▶ TASK TO CARRY OUT
Locate the string "this" throughout the material and copy every line in which it occurs.

▶ DATA FOR THE TASK
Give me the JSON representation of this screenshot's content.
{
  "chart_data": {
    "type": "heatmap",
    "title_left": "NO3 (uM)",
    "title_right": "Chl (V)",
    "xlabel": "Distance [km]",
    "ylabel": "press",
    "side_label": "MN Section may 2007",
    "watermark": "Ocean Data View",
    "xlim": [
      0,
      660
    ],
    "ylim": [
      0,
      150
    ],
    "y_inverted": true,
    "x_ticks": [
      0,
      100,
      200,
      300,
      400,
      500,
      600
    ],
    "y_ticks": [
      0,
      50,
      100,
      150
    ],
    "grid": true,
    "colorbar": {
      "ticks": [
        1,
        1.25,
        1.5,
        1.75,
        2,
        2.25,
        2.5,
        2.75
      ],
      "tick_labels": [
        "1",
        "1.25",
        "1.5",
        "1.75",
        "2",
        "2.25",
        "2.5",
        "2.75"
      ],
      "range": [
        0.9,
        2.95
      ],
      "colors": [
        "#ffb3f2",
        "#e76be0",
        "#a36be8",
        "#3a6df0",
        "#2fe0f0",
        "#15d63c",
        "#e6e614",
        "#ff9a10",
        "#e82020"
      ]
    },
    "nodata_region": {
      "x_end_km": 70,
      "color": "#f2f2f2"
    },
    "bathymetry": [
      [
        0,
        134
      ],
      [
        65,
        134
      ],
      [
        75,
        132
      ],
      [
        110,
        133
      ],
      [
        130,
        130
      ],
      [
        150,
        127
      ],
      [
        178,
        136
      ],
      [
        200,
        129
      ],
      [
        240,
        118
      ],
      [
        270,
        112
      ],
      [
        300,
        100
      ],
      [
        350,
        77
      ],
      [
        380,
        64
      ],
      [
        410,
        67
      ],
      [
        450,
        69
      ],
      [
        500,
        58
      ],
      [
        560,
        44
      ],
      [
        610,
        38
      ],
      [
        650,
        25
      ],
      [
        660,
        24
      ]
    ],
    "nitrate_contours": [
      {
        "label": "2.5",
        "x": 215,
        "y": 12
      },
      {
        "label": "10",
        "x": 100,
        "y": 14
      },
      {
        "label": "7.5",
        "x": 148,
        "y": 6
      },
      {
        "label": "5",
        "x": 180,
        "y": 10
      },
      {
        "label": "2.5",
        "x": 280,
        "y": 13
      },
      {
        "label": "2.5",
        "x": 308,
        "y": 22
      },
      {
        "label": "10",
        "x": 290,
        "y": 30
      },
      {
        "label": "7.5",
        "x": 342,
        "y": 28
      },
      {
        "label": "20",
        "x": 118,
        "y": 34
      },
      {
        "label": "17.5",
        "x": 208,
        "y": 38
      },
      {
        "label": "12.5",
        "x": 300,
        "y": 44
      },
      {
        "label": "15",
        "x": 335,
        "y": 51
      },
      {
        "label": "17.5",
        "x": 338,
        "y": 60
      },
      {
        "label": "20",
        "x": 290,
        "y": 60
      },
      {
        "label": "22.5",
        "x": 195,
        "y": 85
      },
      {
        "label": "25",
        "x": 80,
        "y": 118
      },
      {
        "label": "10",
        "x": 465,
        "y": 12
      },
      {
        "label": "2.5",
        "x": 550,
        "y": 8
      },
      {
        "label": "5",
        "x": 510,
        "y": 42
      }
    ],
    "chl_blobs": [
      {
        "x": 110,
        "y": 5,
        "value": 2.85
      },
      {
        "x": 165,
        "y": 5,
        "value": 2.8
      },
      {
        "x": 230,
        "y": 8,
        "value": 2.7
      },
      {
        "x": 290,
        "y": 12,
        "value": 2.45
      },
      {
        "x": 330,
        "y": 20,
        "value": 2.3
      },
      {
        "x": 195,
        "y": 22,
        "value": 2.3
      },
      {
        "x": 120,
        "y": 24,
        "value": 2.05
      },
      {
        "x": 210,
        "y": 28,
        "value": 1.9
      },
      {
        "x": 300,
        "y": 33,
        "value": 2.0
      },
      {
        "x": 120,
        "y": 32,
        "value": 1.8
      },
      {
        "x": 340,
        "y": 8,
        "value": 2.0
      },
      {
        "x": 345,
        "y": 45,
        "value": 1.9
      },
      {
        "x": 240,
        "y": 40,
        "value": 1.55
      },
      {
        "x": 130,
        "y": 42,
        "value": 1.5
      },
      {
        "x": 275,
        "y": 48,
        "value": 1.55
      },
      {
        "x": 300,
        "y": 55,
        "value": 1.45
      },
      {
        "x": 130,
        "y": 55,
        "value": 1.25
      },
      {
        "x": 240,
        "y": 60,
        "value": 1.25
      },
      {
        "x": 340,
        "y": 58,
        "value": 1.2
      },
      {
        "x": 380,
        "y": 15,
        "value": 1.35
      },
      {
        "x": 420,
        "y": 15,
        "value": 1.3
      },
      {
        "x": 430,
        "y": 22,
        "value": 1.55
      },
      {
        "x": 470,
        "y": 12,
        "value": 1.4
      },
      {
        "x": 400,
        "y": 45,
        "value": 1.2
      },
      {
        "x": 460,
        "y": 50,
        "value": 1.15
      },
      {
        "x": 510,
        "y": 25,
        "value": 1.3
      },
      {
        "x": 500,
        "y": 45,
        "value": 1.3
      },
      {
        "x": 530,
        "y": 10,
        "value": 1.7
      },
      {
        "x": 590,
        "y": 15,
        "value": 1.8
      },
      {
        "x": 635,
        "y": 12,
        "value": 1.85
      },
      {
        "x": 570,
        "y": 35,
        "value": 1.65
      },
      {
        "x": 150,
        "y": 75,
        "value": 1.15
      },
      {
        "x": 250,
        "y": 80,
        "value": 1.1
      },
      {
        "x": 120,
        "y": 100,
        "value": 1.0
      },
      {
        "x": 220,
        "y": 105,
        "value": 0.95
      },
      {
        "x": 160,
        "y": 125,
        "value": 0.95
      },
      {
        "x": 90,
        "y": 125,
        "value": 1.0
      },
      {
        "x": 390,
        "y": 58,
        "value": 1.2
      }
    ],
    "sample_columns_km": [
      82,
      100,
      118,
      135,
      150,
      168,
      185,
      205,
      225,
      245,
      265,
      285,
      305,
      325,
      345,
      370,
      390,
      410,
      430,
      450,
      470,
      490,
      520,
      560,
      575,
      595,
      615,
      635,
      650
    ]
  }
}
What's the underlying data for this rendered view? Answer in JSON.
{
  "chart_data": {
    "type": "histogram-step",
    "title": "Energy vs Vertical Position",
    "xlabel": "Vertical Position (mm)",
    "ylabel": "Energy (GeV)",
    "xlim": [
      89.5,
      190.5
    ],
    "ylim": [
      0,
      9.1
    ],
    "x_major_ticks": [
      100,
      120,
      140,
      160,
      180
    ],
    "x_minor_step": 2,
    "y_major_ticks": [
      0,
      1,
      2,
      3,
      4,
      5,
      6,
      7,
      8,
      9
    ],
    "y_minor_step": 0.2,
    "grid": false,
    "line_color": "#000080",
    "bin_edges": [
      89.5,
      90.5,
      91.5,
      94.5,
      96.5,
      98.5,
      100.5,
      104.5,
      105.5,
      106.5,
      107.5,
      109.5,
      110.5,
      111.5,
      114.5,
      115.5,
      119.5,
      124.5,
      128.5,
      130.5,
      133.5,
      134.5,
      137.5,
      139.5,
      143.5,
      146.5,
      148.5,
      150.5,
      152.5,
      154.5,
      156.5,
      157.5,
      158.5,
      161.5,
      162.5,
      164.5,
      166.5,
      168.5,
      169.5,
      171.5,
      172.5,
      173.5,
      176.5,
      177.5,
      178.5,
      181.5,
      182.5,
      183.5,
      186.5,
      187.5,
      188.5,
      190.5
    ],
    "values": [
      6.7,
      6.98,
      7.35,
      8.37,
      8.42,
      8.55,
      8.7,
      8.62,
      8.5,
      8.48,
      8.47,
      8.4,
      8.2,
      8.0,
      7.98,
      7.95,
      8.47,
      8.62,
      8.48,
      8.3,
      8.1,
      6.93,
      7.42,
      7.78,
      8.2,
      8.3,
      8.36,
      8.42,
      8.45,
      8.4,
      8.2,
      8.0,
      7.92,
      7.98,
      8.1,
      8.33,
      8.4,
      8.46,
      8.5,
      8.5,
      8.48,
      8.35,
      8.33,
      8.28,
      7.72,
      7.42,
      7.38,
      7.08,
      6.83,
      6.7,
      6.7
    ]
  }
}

▶ TASK OUTPUT
Give me the JSON representation of this screenshot's content.
What's the underlying data for this rendered view? Answer in JSON.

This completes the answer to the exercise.